**TASK OBJECTIVE**
Take down each entry exactly as written.
--- BEGIN DATA ---
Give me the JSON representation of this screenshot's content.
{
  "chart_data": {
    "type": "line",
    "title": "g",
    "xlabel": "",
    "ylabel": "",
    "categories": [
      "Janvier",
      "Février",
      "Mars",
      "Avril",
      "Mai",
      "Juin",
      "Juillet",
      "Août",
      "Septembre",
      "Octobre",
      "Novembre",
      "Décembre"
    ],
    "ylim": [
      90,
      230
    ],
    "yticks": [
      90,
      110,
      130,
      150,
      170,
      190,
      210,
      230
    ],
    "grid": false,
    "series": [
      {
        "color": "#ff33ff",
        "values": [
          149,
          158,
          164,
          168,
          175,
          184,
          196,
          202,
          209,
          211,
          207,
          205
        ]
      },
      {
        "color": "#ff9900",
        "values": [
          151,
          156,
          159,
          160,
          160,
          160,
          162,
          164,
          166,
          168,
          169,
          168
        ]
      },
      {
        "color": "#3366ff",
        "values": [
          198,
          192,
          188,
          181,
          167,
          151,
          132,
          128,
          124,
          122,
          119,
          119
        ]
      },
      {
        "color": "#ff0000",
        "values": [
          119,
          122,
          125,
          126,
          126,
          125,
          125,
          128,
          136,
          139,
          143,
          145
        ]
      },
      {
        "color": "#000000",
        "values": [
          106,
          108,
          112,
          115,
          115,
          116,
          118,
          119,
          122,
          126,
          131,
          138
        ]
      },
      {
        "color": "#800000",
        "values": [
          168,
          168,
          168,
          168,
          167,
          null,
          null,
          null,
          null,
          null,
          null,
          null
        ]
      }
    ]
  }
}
--- END DATA ---
**FINISHED TASK**
Give me the JSON representation of this screenshot's content.
{
  "chart_data": {
    "type": "line",
    "title": "g",
    "xlabel": "",
    "ylabel": "",
    "categories": [
      "Janvier",
      "Février",
      "Mars",
      "Avril",
      "Mai",
      "Juin",
      "Juillet",
      "Août",
      "Septembre",
      "Octobre",
      "Novembre",
      "Décembre"
    ],
    "ylim": [
      90,
      230
    ],
    "yticks": [
      90,
      110,
      130,
      150,
      170,
      190,
      210,
      230
    ],
    "grid": false,
    "series": [
      {
        "color": "#ff33ff",
        "values": [
          149,
          158,
          164,
          168,
          175,
          184,
          196,
          202,
          209,
          211,
          207,
          205
        ]
      },
      {
        "color": "#ff9900",
        "values": [
          151,
          156,
          159,
          160,
          160,
          160,
          162,
          164,
          166,
          168,
          169,
          168
        ]
      },
      {
        "color": "#3366ff",
        "values": [
          198,
          192,
          188,
          181,
          167,
          151,
          132,
          128,
          124,
          122,
          119,
          119
        ]
      },
      {
        "color": "#ff0000",
        "values": [
          119,
          122,
          125,
          126,
          126,
          125,
          125,
          128,
          136,
          139,
          143,
          145
        ]
      },
      {
        "color": "#000000",
        "values": [
          106,
          108,
          112,
          115,
          115,
          116,
          118,
          119,
          122,
          126,
          131,
          138
        ]
      },
      {
        "color": "#800000",
        "values": [
          168,
          168,
          168,
          168,
          167,
          null,
          null,
          null,
          null,
          null,
          null,
          null
        ]
      }
    ]
  }
}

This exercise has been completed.